Record excerpts:
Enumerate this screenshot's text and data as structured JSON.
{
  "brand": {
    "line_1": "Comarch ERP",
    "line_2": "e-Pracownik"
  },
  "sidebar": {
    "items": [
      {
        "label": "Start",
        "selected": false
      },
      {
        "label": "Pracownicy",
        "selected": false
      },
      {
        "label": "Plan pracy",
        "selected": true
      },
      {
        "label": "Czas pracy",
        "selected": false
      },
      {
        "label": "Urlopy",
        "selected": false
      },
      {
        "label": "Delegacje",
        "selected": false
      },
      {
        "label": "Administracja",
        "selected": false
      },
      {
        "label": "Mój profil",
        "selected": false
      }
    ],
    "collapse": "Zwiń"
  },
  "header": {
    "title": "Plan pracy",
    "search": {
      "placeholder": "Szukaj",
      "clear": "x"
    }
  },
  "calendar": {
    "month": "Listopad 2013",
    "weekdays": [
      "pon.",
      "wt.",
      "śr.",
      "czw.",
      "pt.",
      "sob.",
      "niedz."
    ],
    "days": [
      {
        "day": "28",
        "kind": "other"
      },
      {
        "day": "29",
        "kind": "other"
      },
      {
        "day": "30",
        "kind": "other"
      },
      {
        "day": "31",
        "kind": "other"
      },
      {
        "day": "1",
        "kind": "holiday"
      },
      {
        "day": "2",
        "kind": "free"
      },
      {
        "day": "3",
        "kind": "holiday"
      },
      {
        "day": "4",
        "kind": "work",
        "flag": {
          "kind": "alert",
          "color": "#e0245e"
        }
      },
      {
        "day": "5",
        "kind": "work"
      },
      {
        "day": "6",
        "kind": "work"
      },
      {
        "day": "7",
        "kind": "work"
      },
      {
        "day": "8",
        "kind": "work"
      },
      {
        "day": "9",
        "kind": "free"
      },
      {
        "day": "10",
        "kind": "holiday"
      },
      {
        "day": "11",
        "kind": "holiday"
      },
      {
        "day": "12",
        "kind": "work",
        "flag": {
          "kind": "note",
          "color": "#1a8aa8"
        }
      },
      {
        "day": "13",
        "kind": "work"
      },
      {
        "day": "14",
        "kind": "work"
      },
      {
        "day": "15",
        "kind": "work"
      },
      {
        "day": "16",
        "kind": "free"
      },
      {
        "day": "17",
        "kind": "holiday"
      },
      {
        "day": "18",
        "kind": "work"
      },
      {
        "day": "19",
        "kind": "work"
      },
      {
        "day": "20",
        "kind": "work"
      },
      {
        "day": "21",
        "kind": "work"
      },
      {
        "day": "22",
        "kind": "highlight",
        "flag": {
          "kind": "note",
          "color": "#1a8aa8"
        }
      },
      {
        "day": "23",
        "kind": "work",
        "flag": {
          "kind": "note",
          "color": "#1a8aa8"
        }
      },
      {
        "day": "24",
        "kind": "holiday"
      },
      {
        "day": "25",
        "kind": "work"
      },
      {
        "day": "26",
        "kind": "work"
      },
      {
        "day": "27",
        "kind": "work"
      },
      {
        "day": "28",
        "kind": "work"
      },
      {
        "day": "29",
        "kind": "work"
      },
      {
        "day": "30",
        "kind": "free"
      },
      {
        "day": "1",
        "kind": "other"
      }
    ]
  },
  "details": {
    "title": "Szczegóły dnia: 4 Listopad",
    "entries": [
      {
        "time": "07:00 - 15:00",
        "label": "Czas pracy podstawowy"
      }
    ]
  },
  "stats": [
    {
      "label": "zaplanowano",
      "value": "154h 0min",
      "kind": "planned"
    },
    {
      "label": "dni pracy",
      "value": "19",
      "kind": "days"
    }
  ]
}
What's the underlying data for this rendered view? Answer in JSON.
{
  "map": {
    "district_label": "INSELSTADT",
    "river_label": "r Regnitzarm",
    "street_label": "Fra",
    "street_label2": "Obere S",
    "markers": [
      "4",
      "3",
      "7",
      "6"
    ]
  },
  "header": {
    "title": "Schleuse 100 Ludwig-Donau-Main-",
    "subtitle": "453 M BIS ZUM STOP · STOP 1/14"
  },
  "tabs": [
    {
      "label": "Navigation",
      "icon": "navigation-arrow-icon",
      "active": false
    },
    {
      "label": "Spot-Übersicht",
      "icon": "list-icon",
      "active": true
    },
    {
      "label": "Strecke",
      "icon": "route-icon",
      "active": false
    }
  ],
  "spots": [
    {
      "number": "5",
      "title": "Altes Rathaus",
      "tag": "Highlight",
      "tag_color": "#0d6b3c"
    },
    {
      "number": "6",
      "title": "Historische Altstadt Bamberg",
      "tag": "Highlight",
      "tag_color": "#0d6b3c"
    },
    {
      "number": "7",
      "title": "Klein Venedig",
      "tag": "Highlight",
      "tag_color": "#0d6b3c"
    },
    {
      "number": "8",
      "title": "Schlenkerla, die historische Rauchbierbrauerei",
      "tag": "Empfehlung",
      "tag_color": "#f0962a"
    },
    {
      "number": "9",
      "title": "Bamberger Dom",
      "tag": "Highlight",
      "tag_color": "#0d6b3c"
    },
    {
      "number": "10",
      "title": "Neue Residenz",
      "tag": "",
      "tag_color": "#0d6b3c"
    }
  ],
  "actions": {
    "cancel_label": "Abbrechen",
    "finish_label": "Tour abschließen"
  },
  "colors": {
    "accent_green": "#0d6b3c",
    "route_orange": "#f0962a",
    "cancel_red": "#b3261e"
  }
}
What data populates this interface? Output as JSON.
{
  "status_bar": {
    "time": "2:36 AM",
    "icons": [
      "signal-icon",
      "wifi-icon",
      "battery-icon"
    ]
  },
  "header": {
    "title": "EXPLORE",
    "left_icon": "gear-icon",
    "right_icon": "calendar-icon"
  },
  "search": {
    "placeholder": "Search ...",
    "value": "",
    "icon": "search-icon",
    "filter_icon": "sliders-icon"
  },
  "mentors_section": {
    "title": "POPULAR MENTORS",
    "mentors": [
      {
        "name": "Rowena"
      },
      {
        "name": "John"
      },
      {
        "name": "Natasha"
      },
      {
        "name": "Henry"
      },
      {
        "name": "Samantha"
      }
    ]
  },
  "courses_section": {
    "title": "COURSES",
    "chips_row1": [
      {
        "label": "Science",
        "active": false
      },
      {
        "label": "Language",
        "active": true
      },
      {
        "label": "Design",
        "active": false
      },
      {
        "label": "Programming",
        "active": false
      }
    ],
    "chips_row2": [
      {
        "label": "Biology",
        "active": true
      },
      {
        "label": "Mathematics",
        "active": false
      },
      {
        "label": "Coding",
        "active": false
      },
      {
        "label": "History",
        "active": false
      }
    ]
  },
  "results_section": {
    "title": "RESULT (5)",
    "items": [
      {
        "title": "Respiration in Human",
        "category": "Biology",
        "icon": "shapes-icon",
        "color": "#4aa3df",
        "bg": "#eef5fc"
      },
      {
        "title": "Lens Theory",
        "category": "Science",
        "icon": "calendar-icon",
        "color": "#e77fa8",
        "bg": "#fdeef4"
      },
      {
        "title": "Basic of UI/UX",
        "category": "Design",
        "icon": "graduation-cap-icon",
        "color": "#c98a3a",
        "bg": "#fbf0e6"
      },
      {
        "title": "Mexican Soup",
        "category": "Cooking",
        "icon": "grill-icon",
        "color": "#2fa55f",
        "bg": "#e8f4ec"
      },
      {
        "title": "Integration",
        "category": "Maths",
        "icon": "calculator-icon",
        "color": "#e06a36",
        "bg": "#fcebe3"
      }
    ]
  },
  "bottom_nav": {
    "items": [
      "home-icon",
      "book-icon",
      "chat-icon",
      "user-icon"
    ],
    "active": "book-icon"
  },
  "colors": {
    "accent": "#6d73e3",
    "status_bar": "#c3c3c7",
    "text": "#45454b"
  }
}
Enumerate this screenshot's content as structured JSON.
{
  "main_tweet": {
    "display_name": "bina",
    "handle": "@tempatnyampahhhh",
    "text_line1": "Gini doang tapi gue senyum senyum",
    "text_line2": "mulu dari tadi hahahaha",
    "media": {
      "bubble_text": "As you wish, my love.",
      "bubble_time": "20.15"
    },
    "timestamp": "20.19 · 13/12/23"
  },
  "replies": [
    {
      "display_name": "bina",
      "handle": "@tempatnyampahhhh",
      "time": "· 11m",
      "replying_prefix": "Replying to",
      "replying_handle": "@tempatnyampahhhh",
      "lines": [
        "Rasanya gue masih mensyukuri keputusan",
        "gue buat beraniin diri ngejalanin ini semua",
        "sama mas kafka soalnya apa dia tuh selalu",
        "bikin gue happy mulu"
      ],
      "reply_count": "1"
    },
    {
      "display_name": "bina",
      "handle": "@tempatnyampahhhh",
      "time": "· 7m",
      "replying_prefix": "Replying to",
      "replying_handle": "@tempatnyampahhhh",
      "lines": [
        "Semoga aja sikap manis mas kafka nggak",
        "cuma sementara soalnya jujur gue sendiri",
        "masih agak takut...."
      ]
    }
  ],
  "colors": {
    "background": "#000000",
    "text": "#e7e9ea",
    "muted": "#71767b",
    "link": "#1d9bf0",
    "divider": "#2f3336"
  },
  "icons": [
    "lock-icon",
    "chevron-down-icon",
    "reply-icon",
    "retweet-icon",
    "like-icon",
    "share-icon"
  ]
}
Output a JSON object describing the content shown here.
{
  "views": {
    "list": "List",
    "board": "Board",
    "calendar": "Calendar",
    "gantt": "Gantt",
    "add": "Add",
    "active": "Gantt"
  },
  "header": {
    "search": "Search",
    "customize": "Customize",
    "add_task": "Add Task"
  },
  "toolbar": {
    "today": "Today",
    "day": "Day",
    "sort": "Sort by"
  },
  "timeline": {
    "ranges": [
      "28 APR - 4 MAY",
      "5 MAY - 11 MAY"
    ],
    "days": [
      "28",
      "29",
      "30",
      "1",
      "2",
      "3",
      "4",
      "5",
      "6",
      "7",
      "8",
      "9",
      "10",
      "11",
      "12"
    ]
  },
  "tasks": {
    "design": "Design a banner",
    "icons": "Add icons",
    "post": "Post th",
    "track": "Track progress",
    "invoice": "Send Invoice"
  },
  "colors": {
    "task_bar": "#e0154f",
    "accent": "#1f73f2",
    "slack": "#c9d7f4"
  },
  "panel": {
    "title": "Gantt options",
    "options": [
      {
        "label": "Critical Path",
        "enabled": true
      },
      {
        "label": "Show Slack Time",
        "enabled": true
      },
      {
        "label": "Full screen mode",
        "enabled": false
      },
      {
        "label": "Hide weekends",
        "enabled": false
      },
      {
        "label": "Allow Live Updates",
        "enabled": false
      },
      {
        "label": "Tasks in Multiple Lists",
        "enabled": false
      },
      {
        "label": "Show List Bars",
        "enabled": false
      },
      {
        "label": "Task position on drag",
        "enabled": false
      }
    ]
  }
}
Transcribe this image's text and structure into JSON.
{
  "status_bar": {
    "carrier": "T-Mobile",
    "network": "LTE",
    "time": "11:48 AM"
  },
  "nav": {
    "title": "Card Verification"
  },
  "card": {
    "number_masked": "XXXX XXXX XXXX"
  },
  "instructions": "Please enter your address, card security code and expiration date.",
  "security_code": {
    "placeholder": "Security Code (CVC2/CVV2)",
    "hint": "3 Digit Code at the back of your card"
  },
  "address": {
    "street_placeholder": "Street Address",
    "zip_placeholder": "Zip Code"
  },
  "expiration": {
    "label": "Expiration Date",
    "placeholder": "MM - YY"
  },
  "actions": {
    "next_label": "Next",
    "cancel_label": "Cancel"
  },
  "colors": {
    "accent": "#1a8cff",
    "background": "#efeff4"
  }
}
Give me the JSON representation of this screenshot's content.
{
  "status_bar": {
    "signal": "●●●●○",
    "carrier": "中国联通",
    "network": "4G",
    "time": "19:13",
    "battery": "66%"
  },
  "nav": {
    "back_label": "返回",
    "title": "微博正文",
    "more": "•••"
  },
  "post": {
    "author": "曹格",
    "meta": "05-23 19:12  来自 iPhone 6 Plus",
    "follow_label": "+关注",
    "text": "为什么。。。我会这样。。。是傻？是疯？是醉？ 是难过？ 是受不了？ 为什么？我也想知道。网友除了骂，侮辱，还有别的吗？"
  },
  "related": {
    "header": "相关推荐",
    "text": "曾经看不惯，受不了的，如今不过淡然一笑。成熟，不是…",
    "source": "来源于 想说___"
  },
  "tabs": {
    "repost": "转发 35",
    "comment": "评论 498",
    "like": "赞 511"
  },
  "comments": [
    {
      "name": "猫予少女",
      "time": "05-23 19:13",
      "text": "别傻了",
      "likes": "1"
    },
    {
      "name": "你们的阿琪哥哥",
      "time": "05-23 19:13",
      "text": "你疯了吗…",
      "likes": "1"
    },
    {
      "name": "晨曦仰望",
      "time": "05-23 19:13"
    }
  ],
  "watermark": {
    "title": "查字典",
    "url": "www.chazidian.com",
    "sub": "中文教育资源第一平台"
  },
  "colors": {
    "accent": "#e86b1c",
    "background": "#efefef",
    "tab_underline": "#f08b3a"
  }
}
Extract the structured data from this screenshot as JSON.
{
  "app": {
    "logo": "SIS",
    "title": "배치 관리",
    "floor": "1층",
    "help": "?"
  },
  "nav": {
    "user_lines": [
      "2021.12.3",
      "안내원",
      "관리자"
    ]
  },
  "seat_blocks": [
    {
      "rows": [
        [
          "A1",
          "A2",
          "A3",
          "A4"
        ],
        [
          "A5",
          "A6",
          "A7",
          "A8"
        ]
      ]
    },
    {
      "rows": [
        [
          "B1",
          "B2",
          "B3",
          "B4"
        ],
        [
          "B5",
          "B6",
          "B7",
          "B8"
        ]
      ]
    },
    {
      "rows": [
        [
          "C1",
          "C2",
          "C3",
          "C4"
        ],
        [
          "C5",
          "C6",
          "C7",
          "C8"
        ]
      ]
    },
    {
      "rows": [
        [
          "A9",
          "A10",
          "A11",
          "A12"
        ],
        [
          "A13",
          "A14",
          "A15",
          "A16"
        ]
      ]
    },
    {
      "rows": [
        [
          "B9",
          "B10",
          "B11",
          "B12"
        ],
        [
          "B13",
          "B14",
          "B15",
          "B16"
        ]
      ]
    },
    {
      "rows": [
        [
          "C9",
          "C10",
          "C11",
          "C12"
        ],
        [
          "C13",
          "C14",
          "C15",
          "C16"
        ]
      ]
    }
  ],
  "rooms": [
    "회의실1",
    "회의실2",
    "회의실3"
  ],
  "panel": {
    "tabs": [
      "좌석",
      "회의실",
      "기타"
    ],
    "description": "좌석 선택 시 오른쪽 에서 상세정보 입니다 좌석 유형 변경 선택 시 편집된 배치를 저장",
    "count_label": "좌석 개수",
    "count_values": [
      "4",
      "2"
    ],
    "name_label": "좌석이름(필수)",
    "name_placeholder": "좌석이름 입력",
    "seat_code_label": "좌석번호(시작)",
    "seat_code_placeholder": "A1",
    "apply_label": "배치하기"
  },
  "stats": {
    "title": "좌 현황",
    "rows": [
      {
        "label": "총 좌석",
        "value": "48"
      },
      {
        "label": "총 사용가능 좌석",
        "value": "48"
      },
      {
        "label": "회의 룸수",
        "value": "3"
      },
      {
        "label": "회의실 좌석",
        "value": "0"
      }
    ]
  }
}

What is needed: Tell how many lines contain the word "content", using only the number.

Correct result: 3